> **Given instruction**:
Without including any pictures, write out all the entries exactly.

Data records:
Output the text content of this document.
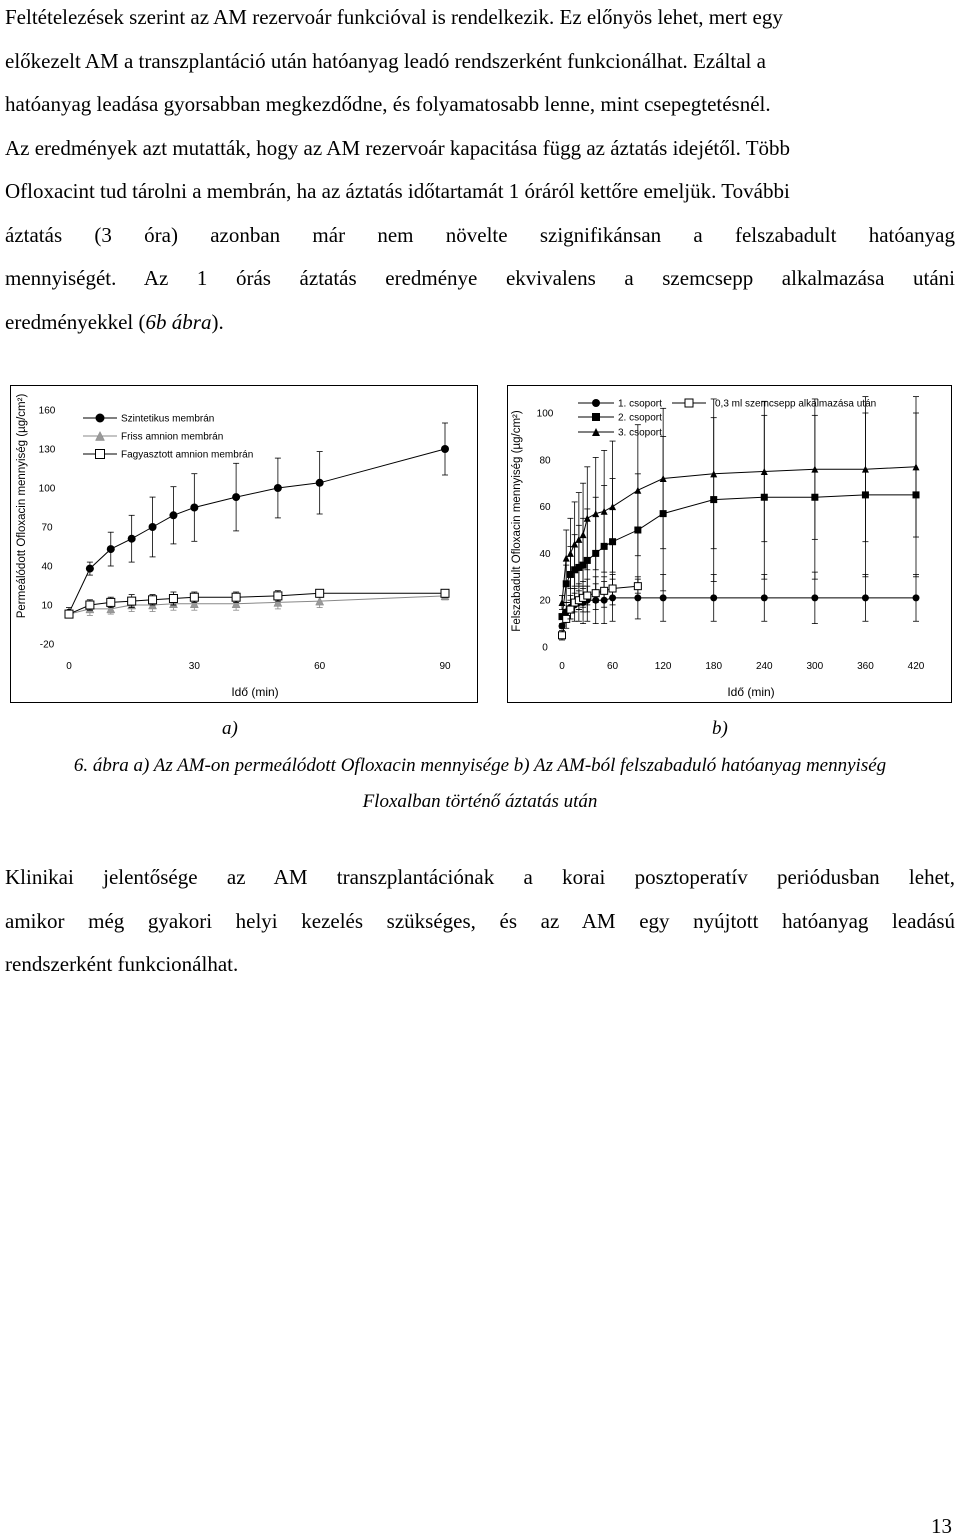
Feltételezések szerint az AM rezervoár funkcióval is rendelkezik. Ez előnyös lehet, mert egy
előkezelt AM a transzplantáció után hatóanyag leadó rendszerként funkcionálhat. Ezáltal a
hatóanyag leadása gyorsabban megkezdődne, és folyamatosabb lenne, mint csepegtetésnél.
Az eredmények azt mutatták, hogy az AM rezervoár kapacitása függ az áztatás idejétől. Több
Ofloxacint tud tárolni a membrán, ha az áztatás időtartamát 1 óráról kettőre emeljük. További
áztatás (3 óra) azonban már nem növelte szignifikánsan a felszabadult hatóanyag
mennyiségét. Az 1 órás áztatás eredménye ekvivalens a szemcsepp alkalmazása utáni
eredményekkel (6b ábra).
-20
10
40
70
100
130
160
0	30	60	90
Idő (min)
Permeálódott Ofloxacin mennyiség (µg/cm²)	Szintetikus membrán
Friss amnion membrán
Fagyasztott amnion membrán
0
20
40
60
80
100
0	60	120	180	240	300	360	420
Idő (min)
Felszabadult Ofloxacin mennyiség (µg/cm²)
1. csoport
2. csoport
3. csoport
0,3 ml szemcsepp alkalmazása után
a)	b)
6. ábra a) Az AM-on permeálódott Ofloxacin mennyisége b) Az AM-ból felszabaduló hatóanyag mennyiség
Floxalban történő áztatás után
Klinikai jelentősége az AM transzplantációnak a korai posztoperatív periódusban lehet,
amikor még gyakori helyi kezelés szükséges, és az AM egy nyújtott hatóanyag leadású
rendszerként funkcionálhat.
13
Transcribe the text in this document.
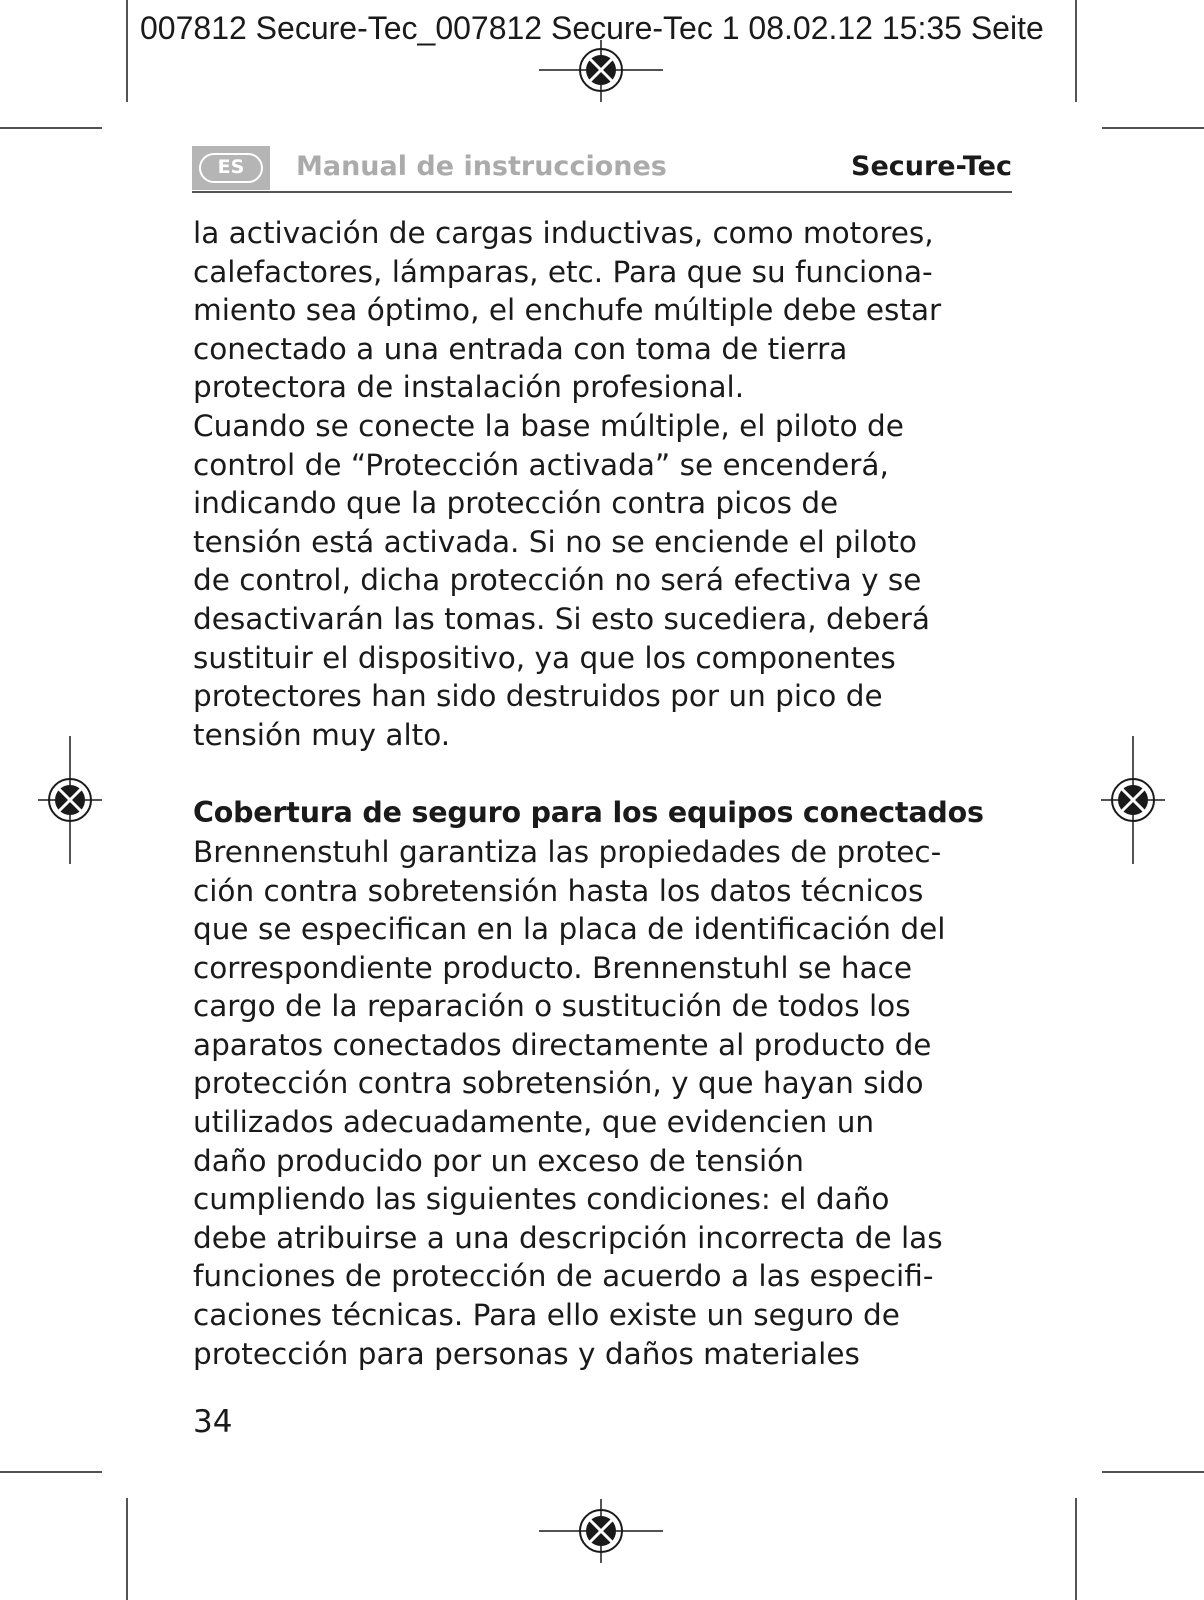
007812 Secure-Tec_007812 Secure-Tec 1 08.02.12 15:35 Seite
ES	Manual de instrucciones	Secure-Tec
la activación de cargas inductivas, como motores,
calefactores, lámparas, etc. Para que su funciona-
miento sea óptimo, el enchufe múltiple debe estar
conectado a una entrada con toma de tierra
protectora de instalación profesional.
Cuando se conecte la base múltiple, el piloto de
control de “Protección activada” se encenderá,
indicando que la protección contra picos de
tensión está activada. Si no se enciende el piloto
de control, dicha protección no será efectiva y se
desactivarán las tomas. Si esto sucediera, deberá
sustituir el dispositivo, ya que los componentes
protectores han sido destruidos por un pico de
tensión muy alto.
Cobertura de seguro para los equipos conectados
Brennenstuhl garantiza las propiedades de protec-
ción contra sobretensión hasta los datos técnicos
que se especifican en la placa de identificación del
correspondiente producto. Brennenstuhl se hace
cargo de la reparación o sustitución de todos los
aparatos conectados directamente al producto de
protección contra sobretensión, y que hayan sido
utilizados adecuadamente, que evidencien un
daño producido por un exceso de tensión
cumpliendo las siguientes condiciones: el daño
debe atribuirse a una descripción incorrecta de las
funciones de protección de acuerdo a las especifi-
caciones técnicas. Para ello existe un seguro de
protección para personas y daños materiales
34
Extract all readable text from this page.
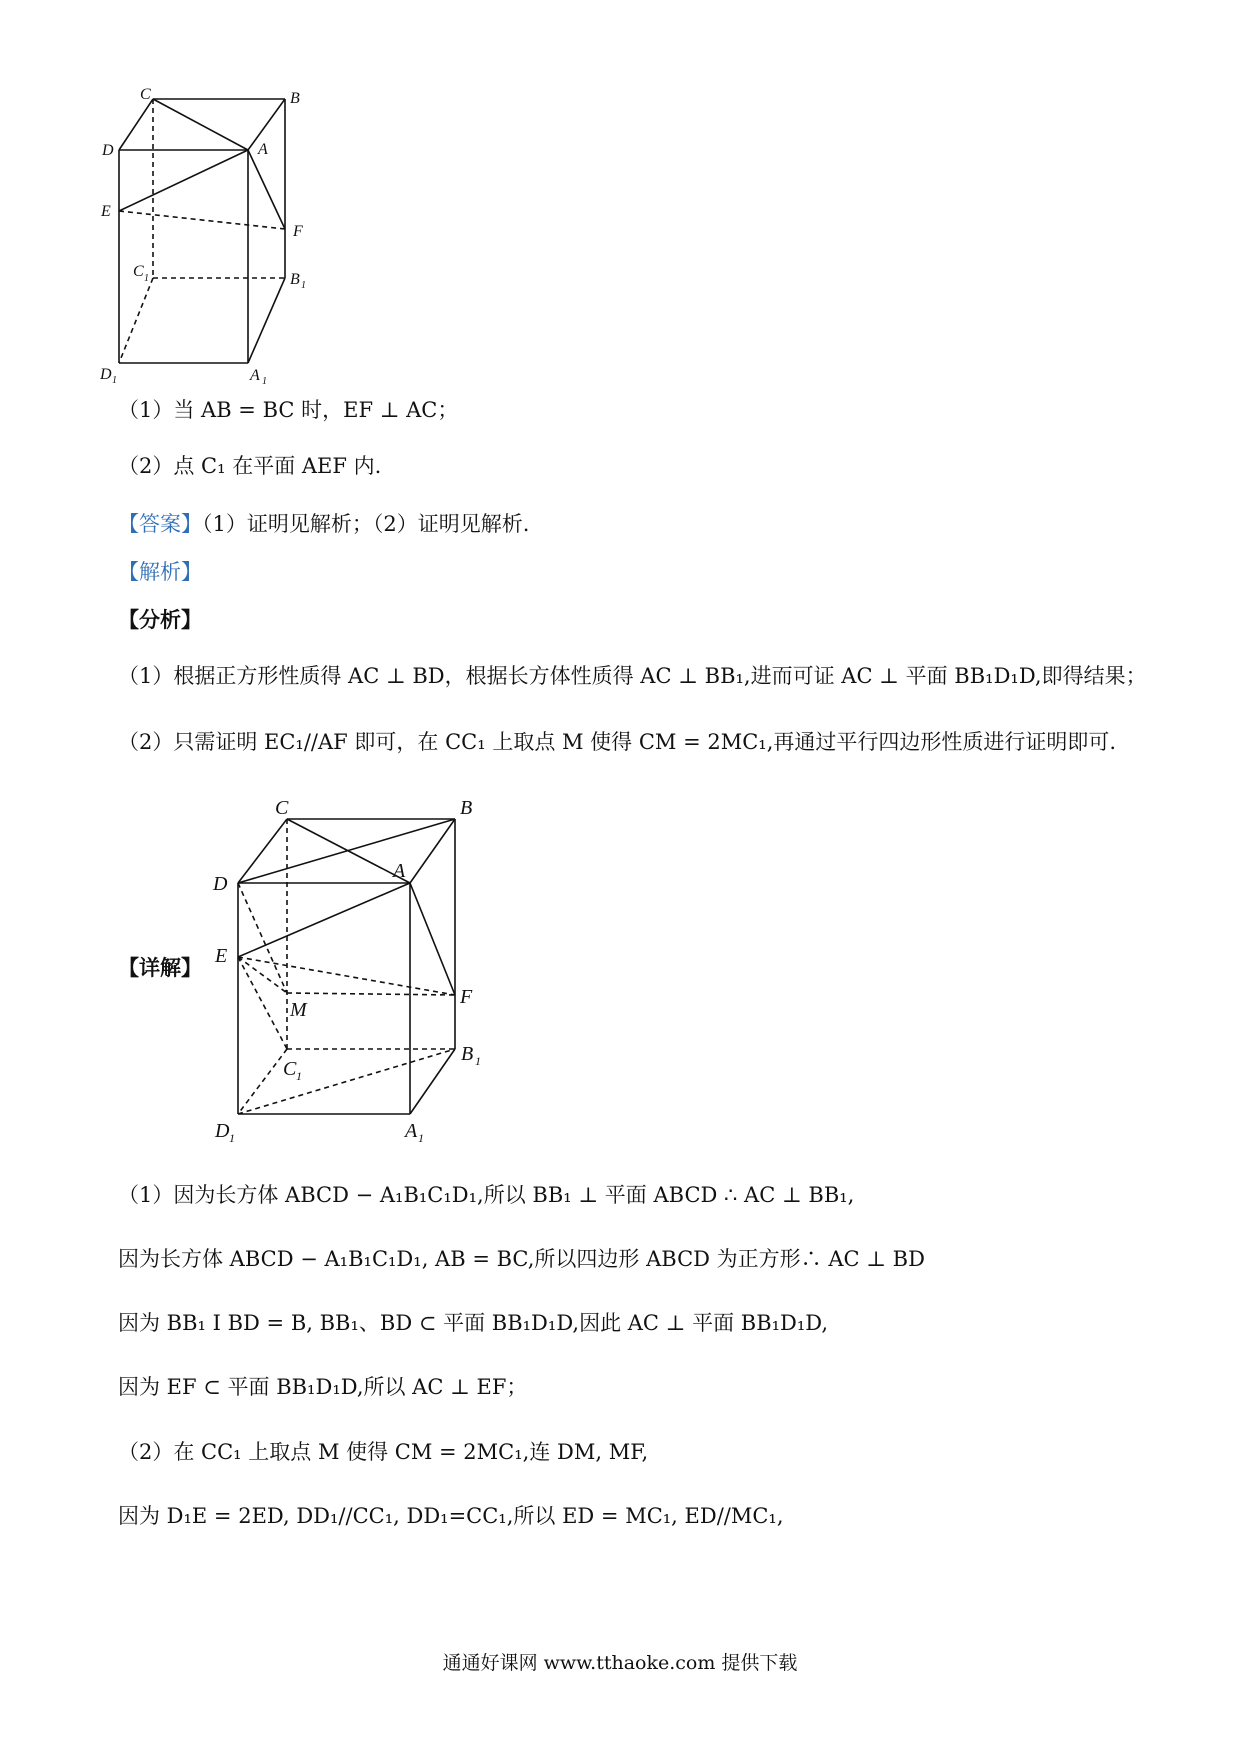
C	B
D	A
E
F
C 1	B 1
D 1	A 1
（1）当 AB = BC 时，EF ⊥ AC；
（2）点 C₁ 在平面 AEF 内.
【答案】（1）证明见解析；（2）证明见解析.
【解析】
【分析】
（1）根据正方形性质得 AC ⊥ BD，根据长方体性质得 AC ⊥ BB₁,进而可证 AC ⊥ 平面 BB₁D₁D,即得结果；
（2）只需证明 EC₁//AF 即可，在 CC₁ 上取点 M 使得 CM = 2MC₁,再通过平行四边形性质进行证明即可.
【详解】
C	B
D
A
E
F
M
C 1
B 1
D 1	A 1
（1）因为长方体 ABCD − A₁B₁C₁D₁,所以 BB₁ ⊥ 平面 ABCD ∴ AC ⊥ BB₁,
因为长方体 ABCD − A₁B₁C₁D₁, AB = BC,所以四边形 ABCD 为正方形∴ AC ⊥ BD
因为 BB₁ I BD = B, BB₁、BD ⊂ 平面 BB₁D₁D,因此 AC ⊥ 平面 BB₁D₁D,
因为 EF ⊂ 平面 BB₁D₁D,所以 AC ⊥ EF；
（2）在 CC₁ 上取点 M 使得 CM = 2MC₁,连 DM, MF,
因为 D₁E = 2ED, DD₁//CC₁, DD₁=CC₁,所以 ED = MC₁, ED//MC₁,
通通好课网 www.tthaoke.com 提供下载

> **The reply**:
Output the text content of this document.
Feltételezések szerint az AM rezervoár funkcióval is rendelkezik. Ez előnyös lehet, mert egy
előkezelt AM a transzplantáció után hatóanyag leadó rendszerként funkcionálhat. Ezáltal a
hatóanyag leadása gyorsabban megkezdődne, és folyamatosabb lenne, mint csepegtetésnél.
Az eredmények azt mutatták, hogy az AM rezervoár kapacitása függ az áztatás idejétől. Több
Ofloxacint tud tárolni a membrán, ha az áztatás időtartamát 1 óráról kettőre emeljük. További
áztatás (3 óra) azonban már nem növelte szignifikánsan a felszabadult hatóanyag
mennyiségét. Az 1 órás áztatás eredménye ekvivalens a szemcsepp alkalmazása utáni
eredményekkel (6b ábra).
-20
10
40
70
100
130
160
0	30	60	90
Idő (min)
Permeálódott Ofloxacin mennyiség (µg/cm²)	Szintetikus membrán
Friss amnion membrán
Fagyasztott amnion membrán
0
20
40
60
80
100
0	60	120	180	240	300	360	420
Idő (min)
Felszabadult Ofloxacin mennyiség (µg/cm²)
1. csoport
2. csoport
3. csoport
0,3 ml szemcsepp alkalmazása után
a)	b)
6. ábra a) Az AM-on permeálódott Ofloxacin mennyisége b) Az AM-ból felszabaduló hatóanyag mennyiség
Floxalban történő áztatás után
Klinikai jelentősége az AM transzplantációnak a korai posztoperatív periódusban lehet,
amikor még gyakori helyi kezelés szükséges, és az AM egy nyújtott hatóanyag leadású
rendszerként funkcionálhat.
13
Transcribe the text in this document.
007812 Secure-Tec_007812 Secure-Tec 1 08.02.12 15:35 Seite
ES	Manual de instrucciones	Secure-Tec
la activación de cargas inductivas, como motores,
calefactores, lámparas, etc. Para que su funciona-
miento sea óptimo, el enchufe múltiple debe estar
conectado a una entrada con toma de tierra
protectora de instalación profesional.
Cuando se conecte la base múltiple, el piloto de
control de “Protección activada” se encenderá,
indicando que la protección contra picos de
tensión está activada. Si no se enciende el piloto
de control, dicha protección no será efectiva y se
desactivarán las tomas. Si esto sucediera, deberá
sustituir el dispositivo, ya que los componentes
protectores han sido destruidos por un pico de
tensión muy alto.
Cobertura de seguro para los equipos conectados
Brennenstuhl garantiza las propiedades de protec-
ción contra sobretensión hasta los datos técnicos
que se especifican en la placa de identificación del
correspondiente producto. Brennenstuhl se hace
cargo de la reparación o sustitución de todos los
aparatos conectados directamente al producto de
protección contra sobretensión, y que hayan sido
utilizados adecuadamente, que evidencien un
daño producido por un exceso de tensión
cumpliendo las siguientes condiciones: el daño
debe atribuirse a una descripción incorrecta de las
funciones de protección de acuerdo a las especifi-
caciones técnicas. Para ello existe un seguro de
protección para personas y daños materiales
34
Extract all readable text from this page.
C	B
D	A
E
F
C 1	B 1
D 1	A 1
（1）当 AB = BC 时，EF ⊥ AC；
（2）点 C₁ 在平面 AEF 内.
【答案】（1）证明见解析；（2）证明见解析.
【解析】
【分析】
（1）根据正方形性质得 AC ⊥ BD，根据长方体性质得 AC ⊥ BB₁,进而可证 AC ⊥ 平面 BB₁D₁D,即得结果；
（2）只需证明 EC₁//AF 即可，在 CC₁ 上取点 M 使得 CM = 2MC₁,再通过平行四边形性质进行证明即可.
【详解】
C	B
D
A
E
F
M
C 1
B 1
D 1	A 1
（1）因为长方体 ABCD − A₁B₁C₁D₁,所以 BB₁ ⊥ 平面 ABCD ∴ AC ⊥ BB₁,
因为长方体 ABCD − A₁B₁C₁D₁, AB = BC,所以四边形 ABCD 为正方形∴ AC ⊥ BD
因为 BB₁ I BD = B, BB₁、BD ⊂ 平面 BB₁D₁D,因此 AC ⊥ 平面 BB₁D₁D,
因为 EF ⊂ 平面 BB₁D₁D,所以 AC ⊥ EF；
（2）在 CC₁ 上取点 M 使得 CM = 2MC₁,连 DM, MF,
因为 D₁E = 2ED, DD₁//CC₁, DD₁=CC₁,所以 ED = MC₁, ED//MC₁,
通通好课网 www.tthaoke.com 提供下载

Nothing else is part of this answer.